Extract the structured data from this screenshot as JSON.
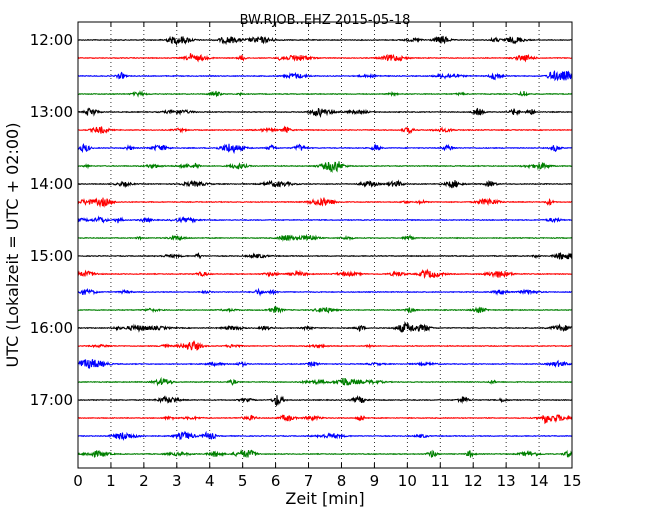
{
  "chart_data": {
    "type": "line",
    "subtype": "seismogram-dayplot",
    "title": "BW.RJOB..EHZ 2015-05-18",
    "xlabel": "Zeit  [min]",
    "ylabel": "UTC (Lokalzeit = UTC + 02:00)",
    "x_range": [
      0,
      15
    ],
    "x_ticks": [
      0,
      1,
      2,
      3,
      4,
      5,
      6,
      7,
      8,
      9,
      10,
      11,
      12,
      13,
      14,
      15
    ],
    "x_tick_labels": [
      "0",
      "1",
      "2",
      "3",
      "4",
      "5",
      "6",
      "7",
      "8",
      "9",
      "10",
      "11",
      "12",
      "13",
      "14",
      "15"
    ],
    "y_ticks": [
      "12:00",
      "13:00",
      "14:00",
      "15:00",
      "16:00",
      "17:00"
    ],
    "rows_per_hour": 4,
    "minutes_per_row": 15,
    "row_start_times": [
      "12:00",
      "12:15",
      "12:30",
      "12:45",
      "13:00",
      "13:15",
      "13:30",
      "13:45",
      "14:00",
      "14:15",
      "14:30",
      "14:45",
      "15:00",
      "15:15",
      "15:30",
      "15:45",
      "16:00",
      "16:15",
      "16:30",
      "16:45",
      "17:00",
      "17:15",
      "17:30",
      "17:45"
    ],
    "series_colors": [
      "#000000",
      "#ff0000",
      "#0000ff",
      "#008000"
    ],
    "grid": {
      "x": true,
      "y": false,
      "style": "dotted"
    }
  }
}
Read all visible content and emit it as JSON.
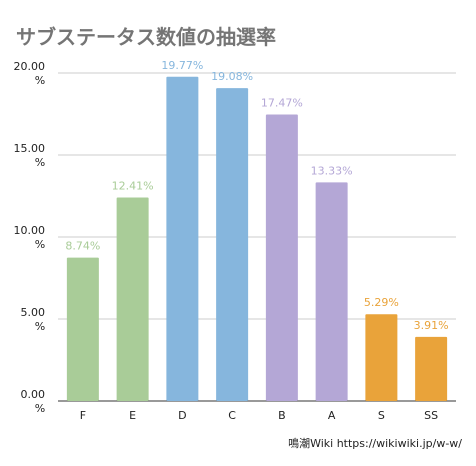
{
  "chart_data": {
    "type": "bar",
    "title": "サブステータス数値の抽選率",
    "categories": [
      "F",
      "E",
      "D",
      "C",
      "B",
      "A",
      "S",
      "SS"
    ],
    "values": [
      8.74,
      12.41,
      19.77,
      19.08,
      17.47,
      13.33,
      5.29,
      3.91
    ],
    "value_labels": [
      "8.74%",
      "12.41%",
      "19.77%",
      "19.08%",
      "17.47%",
      "13.33%",
      "5.29%",
      "3.91%"
    ],
    "bar_colors": [
      "#a9cc98",
      "#a9cc98",
      "#86b6dd",
      "#86b6dd",
      "#b4a7d6",
      "#b4a7d6",
      "#e9a33a",
      "#e9a33a"
    ],
    "yticks": [
      {
        "value": 0,
        "label": "0.00",
        "unit": "%"
      },
      {
        "value": 5,
        "label": "5.00",
        "unit": "%"
      },
      {
        "value": 10,
        "label": "10.00",
        "unit": "%"
      },
      {
        "value": 15,
        "label": "15.00",
        "unit": "%"
      },
      {
        "value": 20,
        "label": "20.00",
        "unit": "%"
      }
    ],
    "ylim": [
      0,
      20
    ],
    "grid": true,
    "xlabel": "",
    "ylabel": ""
  },
  "source": "鳴潮Wiki https://wikiwiki.jp/w-w/"
}
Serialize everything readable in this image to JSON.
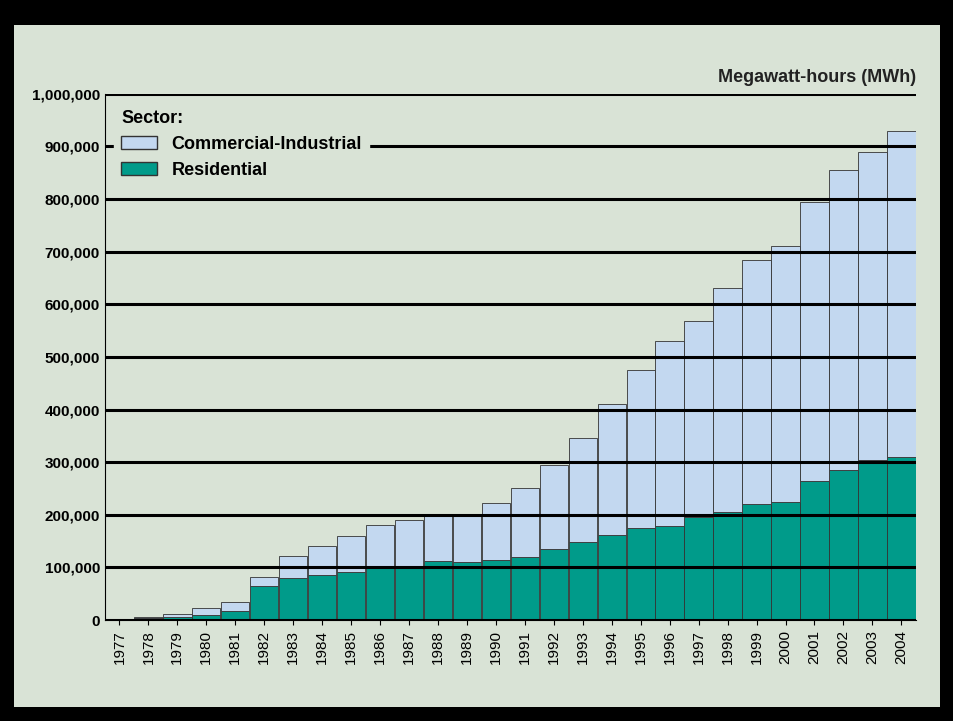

Work to be completed:
Transcribe the listing in full and omit the pictures.

Exercise solution:
Extract the structured data from this screenshot as JSON.
{
  "chart_data": {
    "type": "line",
    "subtype": "seismogram-dayplot",
    "title": "BW.RJOB..EHZ 2015-05-18",
    "xlabel": "Zeit  [min]",
    "ylabel": "UTC (Lokalzeit = UTC + 02:00)",
    "x_range": [
      0,
      15
    ],
    "x_ticks": [
      0,
      1,
      2,
      3,
      4,
      5,
      6,
      7,
      8,
      9,
      10,
      11,
      12,
      13,
      14,
      15
    ],
    "x_tick_labels": [
      "0",
      "1",
      "2",
      "3",
      "4",
      "5",
      "6",
      "7",
      "8",
      "9",
      "10",
      "11",
      "12",
      "13",
      "14",
      "15"
    ],
    "y_ticks": [
      "12:00",
      "13:00",
      "14:00",
      "15:00",
      "16:00",
      "17:00"
    ],
    "rows_per_hour": 4,
    "minutes_per_row": 15,
    "row_start_times": [
      "12:00",
      "12:15",
      "12:30",
      "12:45",
      "13:00",
      "13:15",
      "13:30",
      "13:45",
      "14:00",
      "14:15",
      "14:30",
      "14:45",
      "15:00",
      "15:15",
      "15:30",
      "15:45",
      "16:00",
      "16:15",
      "16:30",
      "16:45",
      "17:00",
      "17:15",
      "17:30",
      "17:45"
    ],
    "series_colors": [
      "#000000",
      "#ff0000",
      "#0000ff",
      "#008000"
    ],
    "grid": {
      "x": true,
      "y": false,
      "style": "dotted"
    }
  }
}
Read all visible content and emit it as JSON.
{
  "chart_data": {
    "type": "bar",
    "title": "サブステータス数値の抽選率",
    "categories": [
      "F",
      "E",
      "D",
      "C",
      "B",
      "A",
      "S",
      "SS"
    ],
    "values": [
      8.74,
      12.41,
      19.77,
      19.08,
      17.47,
      13.33,
      5.29,
      3.91
    ],
    "value_labels": [
      "8.74%",
      "12.41%",
      "19.77%",
      "19.08%",
      "17.47%",
      "13.33%",
      "5.29%",
      "3.91%"
    ],
    "bar_colors": [
      "#a9cc98",
      "#a9cc98",
      "#86b6dd",
      "#86b6dd",
      "#b4a7d6",
      "#b4a7d6",
      "#e9a33a",
      "#e9a33a"
    ],
    "yticks": [
      {
        "value": 0,
        "label": "0.00",
        "unit": "%"
      },
      {
        "value": 5,
        "label": "5.00",
        "unit": "%"
      },
      {
        "value": 10,
        "label": "10.00",
        "unit": "%"
      },
      {
        "value": 15,
        "label": "15.00",
        "unit": "%"
      },
      {
        "value": 20,
        "label": "20.00",
        "unit": "%"
      }
    ],
    "ylim": [
      0,
      20
    ],
    "grid": true,
    "xlabel": "",
    "ylabel": ""
  },
  "source": "鳴潮Wiki https://wikiwiki.jp/w-w/"
}
Serialize everything readable in this image to JSON.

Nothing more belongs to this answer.